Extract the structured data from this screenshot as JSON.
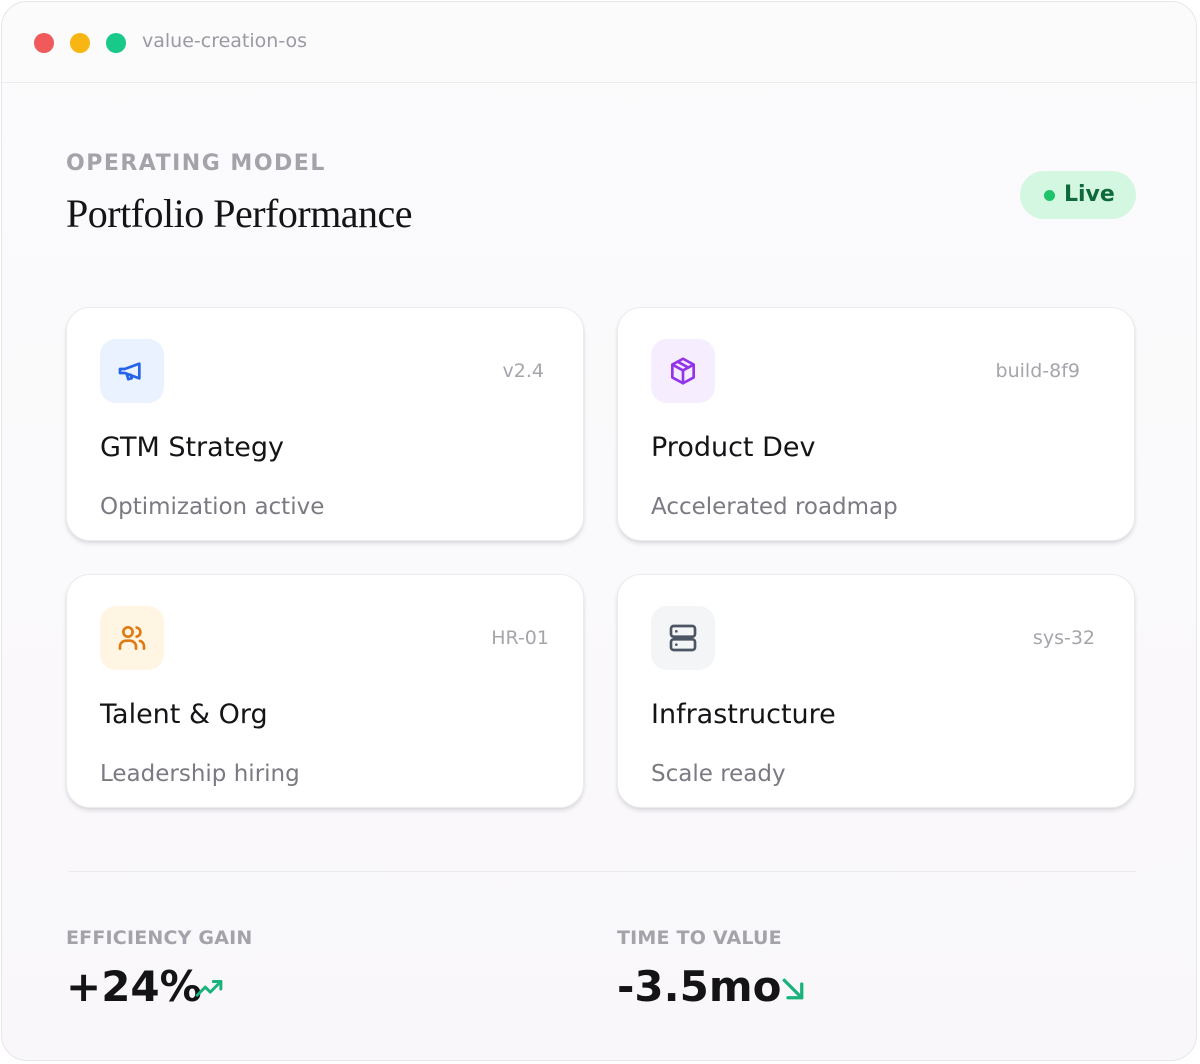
{
  "window": {
    "title": "value-creation-os",
    "controls": {
      "close_color": "#f05a5a",
      "minimize_color": "#f7b611",
      "maximize_color": "#19c98a"
    }
  },
  "header": {
    "eyebrow": "OPERATING MODEL",
    "title": "Portfolio Performance",
    "status_badge": {
      "label": "Live",
      "dot_color": "#1ec46a",
      "background": "#d4f7e1"
    }
  },
  "cards": [
    {
      "title": "GTM Strategy",
      "subtitle": "Optimization active",
      "tag": "v2.4",
      "icon": "megaphone-icon",
      "icon_color": "#2563eb",
      "icon_background": "#eaf2ff"
    },
    {
      "title": "Product Dev",
      "subtitle": "Accelerated roadmap",
      "tag": "build-8f9",
      "icon": "cube-icon",
      "icon_color": "#9333ea",
      "icon_background": "#f6eefe"
    },
    {
      "title": "Talent & Org",
      "subtitle": "Leadership hiring",
      "tag": "HR-01",
      "icon": "users-icon",
      "icon_color": "#e07a12",
      "icon_background": "#fff5e2"
    },
    {
      "title": "Infrastructure",
      "subtitle": "Scale ready",
      "tag": "sys-32",
      "icon": "server-icon",
      "icon_color": "#4b5563",
      "icon_background": "#f4f5f7"
    }
  ],
  "metrics": [
    {
      "label": "EFFICIENCY GAIN",
      "value": "+24%",
      "trend_icon": "trending-up-icon",
      "trend_color": "#19b27a"
    },
    {
      "label": "TIME TO VALUE",
      "value": "-3.5mo",
      "trend_icon": "arrow-down-right-icon",
      "trend_color": "#19b27a"
    }
  ]
}
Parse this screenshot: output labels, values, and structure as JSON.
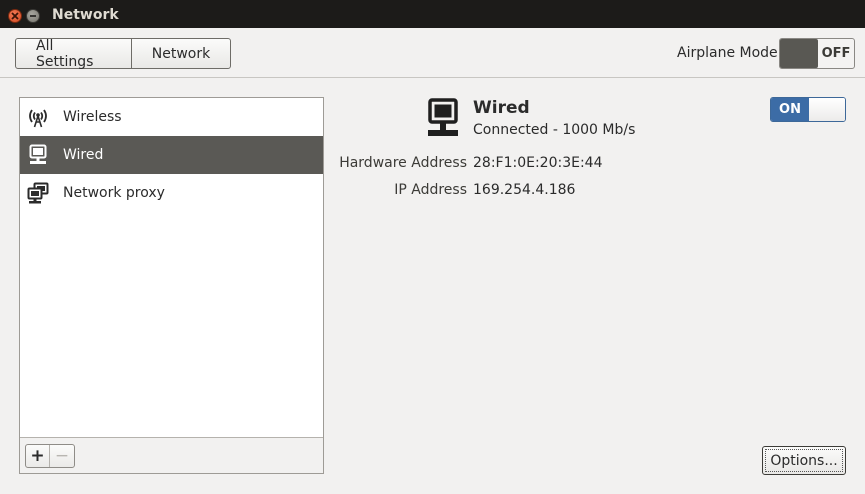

- [Problem]:
Report all lines of the material that contain the word "this".

- [Answer to the task]:
Extract the structured data from this screenshot as JSON.
Parse this screenshot: output labels, values, and structure as JSON.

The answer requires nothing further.